REQUIRED TASK 1
In the records, reproduce the lines from the one containing "stacked-bar-22[interactable] bbox=[1775, 850, 1823, 1327]" up to and including the one containing "991, 619, 1247]", swapping "verified-bot" for "confirmed-bot" and keeping everything else the same.

++++ GIVEN PASSAGE

# Humidity affecting drywall repair?



## blsholtes (Mar 5, 2018)

Hi Everyone,

I'm relatively new in drywall work, mostly doing small repairs, but one job I took on is proving frustrating. I'm trying to repair an interior tower at a church. It was plaster, which was damaged due to leaks in a roof. The roof was repaired, so I proceeded to apply joint compound to fill in the gaps. I was succeeding until a heavy rain revealed a small leak, so I took a two-month break to wait for the roofers to fix the leak and for the walls to completely dry. When I came back, all my work had evidence of moisture bubbling on the surface of my drywall patches intermittent throughout the room. 

The room is closed off from all HVAC systems, so it is subject to sub-freezing temperatures. There is an access panel in the ceiling through which I can see light from the tower above. Given that the tower above is not sealed off from outside weather, the room is thereby exposed to exterior humidity. I'm wondering if the humidity of the room is just too high and if that could lead to the drywall bubbling? After all, the damage does seem to be only on the surface of the wall, which suggests the moisture is not coming from a roof leak behind the plaster and lath boards. It could be continuing issues with roof leaks, but the patterns of damage do not support that theory. 

Does my hypothesis about high humidity fit with anyone's experience? What recommendations does anyone have about how to fix it? Could painting it help prevent future damage? If so, will latex paint work?


----------



## endo_alley_revisited (Aug 9, 2016)

"When I came back, all my work had evidence of moisture bubbling on the surface of my drywall patches intermittent throughout the room. " How do you know there was moisture bubbling on the surface? Did you check the moisture content of the plaster with a hygrometer or moisture meter? Was there bubbling at the surface of the mud. And you assumed it was moisture? Or do you have evidence that moisture caused the bubbling? There may be other reasons for the mud not adhering such as efflorescence. How did you reinforce the cracks in the plaster? Did you merely coat them with joint compound? That sounds like a possible disaster in the making.


----------



## blsholtes (Mar 5, 2018)

Great questions. Thank you for asking them. I do not have a tool for checking moisture content, so it is an assumption. I could also describe the damage as flaking. Efflorescene is a possibility as well if the salt crystals can leach through the plaster into the j-compound. The plaster wasn't cracking so much as chunking off prior to my repair attempts. I had to fill it in very thickly at places (1/2"-1"). Will taping the smaller cracks be sufficient for future shifting? I did "merely coat them with joint compound," and I am very open to any counsel I can get on what to do going forward. What possible disasters do you foresee?

Thank you for helping.

Ben


----------



## endo_alley_revisited (Aug 9, 2016)

blsholtes said:


> I did "merely coat them with joint compound," Ben


That is a disaster. You can't coat a bad substrate and think anything good will come of it. If the plaster is delaminating it probably needs to be chipped away with a chisel, at least in the worst spots. And replastered.


----------



## blsholtes (Mar 5, 2018)

endo_alley_revisited said:


> That is a disaster. You can't coat a bad substrate and think anything good will come of it. If the plaster is delaminating it probably needs to be chipped away with a chisel, at least in the worst spots. And replastered.


Sorry, I oversimplified: I did chip away all of the loose plaster, as well as drilling and injecting adhesive at spots to strengthen some of the weaker plaster surrounding the damaged areas. I also tried to wash the wall down prior to applying the joint compound, but given your observation about efflorescence, I apparently didn't wash well enough. If I had washed better, would you say it is still best to replaster rather than just using joint compound? I did a lot of research on this prior to starting, and could not find any voices saying that plaster was best or joint compound a bad idea. In fact, I found the opposite, though I understand how hard it is to filter through all the bad advice out there. That's why I tried to find multiple sources and consider all the warnings and problem cited. Most importantly have you seen from experience that, all other factors mitigated, joint compound just will not work to fix plaster damage? Thanks again for sharing your experience. I am deeply grateful!


----------



## Mud n’More Mixball (Mar 18, 2018)

Hang a picture over it and call it a day.


----------

++++++++

REQUIRED TASK 2
Using the forum thread on drywall repair, state whether each statement agrees with it, and support each answer with the deciding words quoted from the thread. (a) The room being repaired is closed off from all HVAC systems. (b) blsholtes measured the moisture content of the plaster with a moisture meter. (c) Before applying the joint compound, blsholtes chipped away all of the loose plaster.

++++ DATA SUPPLIED

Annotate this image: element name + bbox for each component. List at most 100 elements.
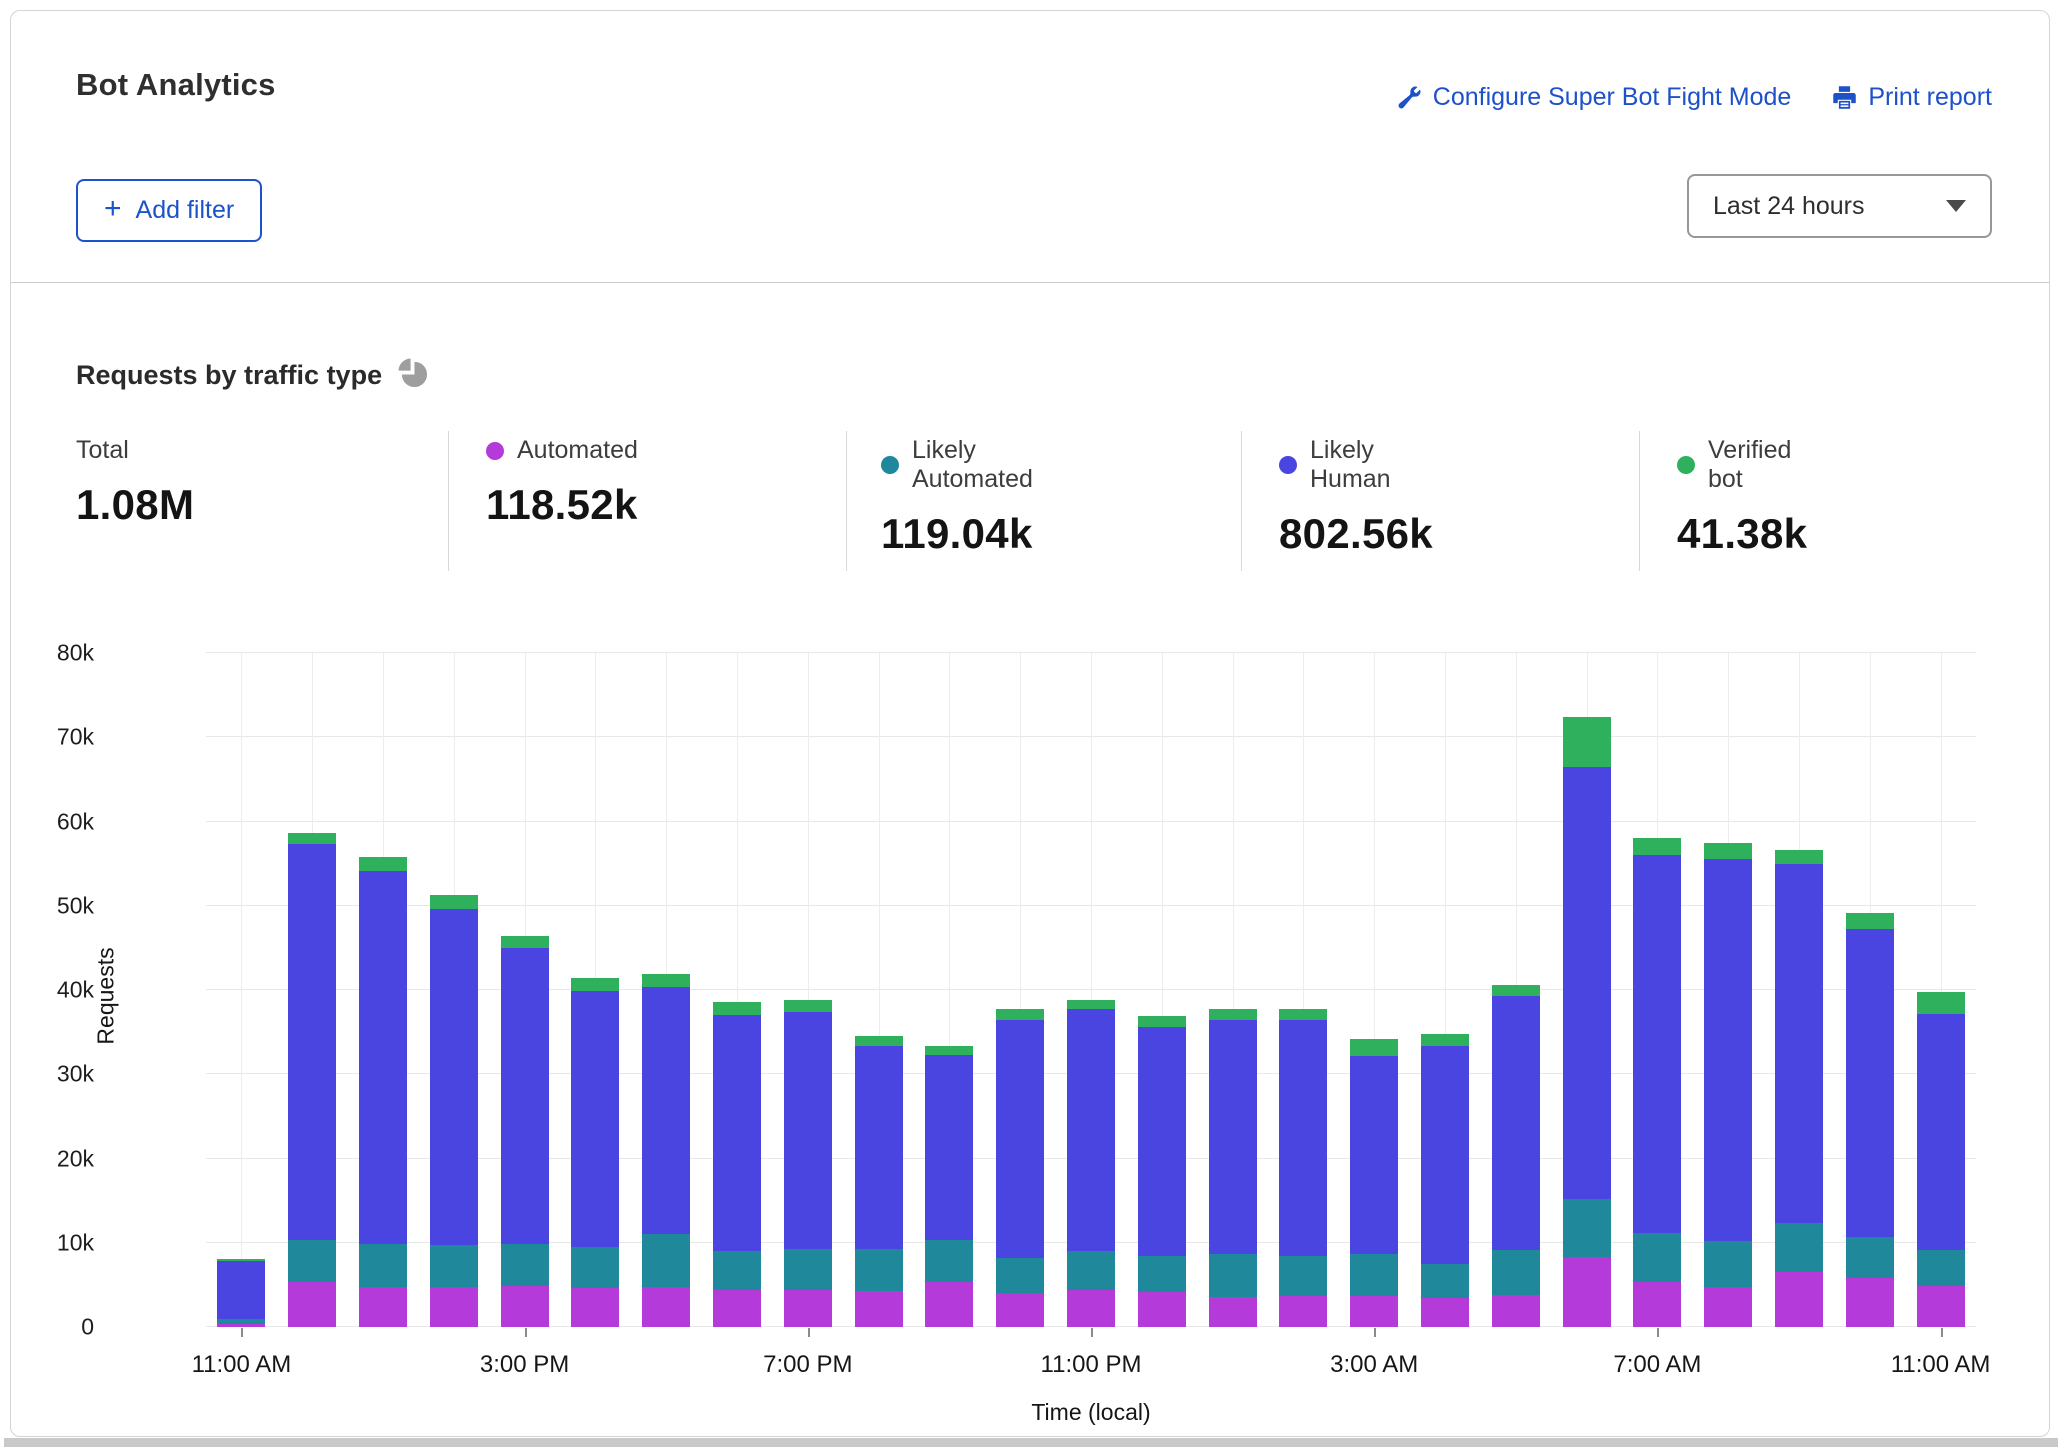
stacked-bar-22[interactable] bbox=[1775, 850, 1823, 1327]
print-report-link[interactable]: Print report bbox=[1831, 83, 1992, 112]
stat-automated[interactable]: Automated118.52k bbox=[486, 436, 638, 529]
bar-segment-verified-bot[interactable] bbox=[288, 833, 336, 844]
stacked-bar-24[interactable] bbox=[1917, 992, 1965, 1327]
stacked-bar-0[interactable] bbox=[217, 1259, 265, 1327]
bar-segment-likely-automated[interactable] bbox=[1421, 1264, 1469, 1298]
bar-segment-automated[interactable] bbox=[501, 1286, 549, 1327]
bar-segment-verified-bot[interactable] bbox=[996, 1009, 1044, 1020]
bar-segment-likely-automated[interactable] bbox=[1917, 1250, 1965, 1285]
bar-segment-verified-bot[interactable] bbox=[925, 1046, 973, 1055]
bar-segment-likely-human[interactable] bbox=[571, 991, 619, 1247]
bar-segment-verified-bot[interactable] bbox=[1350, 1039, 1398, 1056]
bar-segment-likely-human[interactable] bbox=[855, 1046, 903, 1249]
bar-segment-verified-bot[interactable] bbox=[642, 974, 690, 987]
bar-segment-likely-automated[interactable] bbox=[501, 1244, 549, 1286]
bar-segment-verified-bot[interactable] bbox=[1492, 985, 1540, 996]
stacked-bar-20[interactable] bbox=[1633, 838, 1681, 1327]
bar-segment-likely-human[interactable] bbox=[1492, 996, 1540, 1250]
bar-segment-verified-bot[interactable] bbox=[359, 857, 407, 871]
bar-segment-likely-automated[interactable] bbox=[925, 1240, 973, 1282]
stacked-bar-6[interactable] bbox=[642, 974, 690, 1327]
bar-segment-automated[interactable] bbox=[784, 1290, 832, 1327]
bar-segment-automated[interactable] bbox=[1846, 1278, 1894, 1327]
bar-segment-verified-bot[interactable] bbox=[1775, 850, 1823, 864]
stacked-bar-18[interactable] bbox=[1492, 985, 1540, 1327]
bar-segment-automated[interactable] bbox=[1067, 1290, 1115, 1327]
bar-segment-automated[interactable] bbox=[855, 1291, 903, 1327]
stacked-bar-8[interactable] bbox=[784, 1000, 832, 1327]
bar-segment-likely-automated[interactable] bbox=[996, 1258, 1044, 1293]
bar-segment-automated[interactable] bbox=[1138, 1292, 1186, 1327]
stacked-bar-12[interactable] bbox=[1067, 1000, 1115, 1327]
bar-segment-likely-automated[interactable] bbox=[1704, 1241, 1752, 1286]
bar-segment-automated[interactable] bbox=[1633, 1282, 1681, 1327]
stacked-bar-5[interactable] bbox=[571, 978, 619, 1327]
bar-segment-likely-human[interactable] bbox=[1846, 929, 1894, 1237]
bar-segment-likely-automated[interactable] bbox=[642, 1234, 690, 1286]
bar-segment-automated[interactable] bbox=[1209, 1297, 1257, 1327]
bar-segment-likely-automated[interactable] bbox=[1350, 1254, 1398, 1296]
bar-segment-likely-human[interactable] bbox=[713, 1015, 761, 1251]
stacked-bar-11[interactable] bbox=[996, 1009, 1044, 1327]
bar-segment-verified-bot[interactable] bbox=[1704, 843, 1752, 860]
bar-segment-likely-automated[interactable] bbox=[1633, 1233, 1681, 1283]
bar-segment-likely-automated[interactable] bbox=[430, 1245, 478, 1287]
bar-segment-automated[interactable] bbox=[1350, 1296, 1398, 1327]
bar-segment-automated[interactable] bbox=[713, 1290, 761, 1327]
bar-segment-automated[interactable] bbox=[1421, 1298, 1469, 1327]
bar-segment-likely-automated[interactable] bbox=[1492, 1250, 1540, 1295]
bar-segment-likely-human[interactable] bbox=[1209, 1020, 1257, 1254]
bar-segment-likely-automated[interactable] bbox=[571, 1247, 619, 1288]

++++++++

EXPECTED OUTPUT 1
stacked-bar-22[interactable] bbox=[1775, 850, 1823, 1327]
print-report-link[interactable]: Print report bbox=[1831, 83, 1992, 112]
stat-automated[interactable]: Automated118.52k bbox=[486, 436, 638, 529]
bar-segment-confirmed-bot[interactable] bbox=[288, 833, 336, 844]
stacked-bar-24[interactable] bbox=[1917, 992, 1965, 1327]
stacked-bar-0[interactable] bbox=[217, 1259, 265, 1327]
bar-segment-likely-automated[interactable] bbox=[1421, 1264, 1469, 1298]
bar-segment-automated[interactable] bbox=[501, 1286, 549, 1327]
bar-segment-confirmed-bot[interactable] bbox=[996, 1009, 1044, 1020]
bar-segment-likely-automated[interactable] bbox=[1917, 1250, 1965, 1285]
bar-segment-confirmed-bot[interactable] bbox=[925, 1046, 973, 1055]
bar-segment-likely-human[interactable] bbox=[571, 991, 619, 1247]

EXPECTED OUTPUT 2
(a) Yes: "The room is closed off from all HVAC systems"
(b) No: "I do not have a tool for checking moisture content, so it is an assumption."
(c) Yes: "I did chip away all of the loose plaster"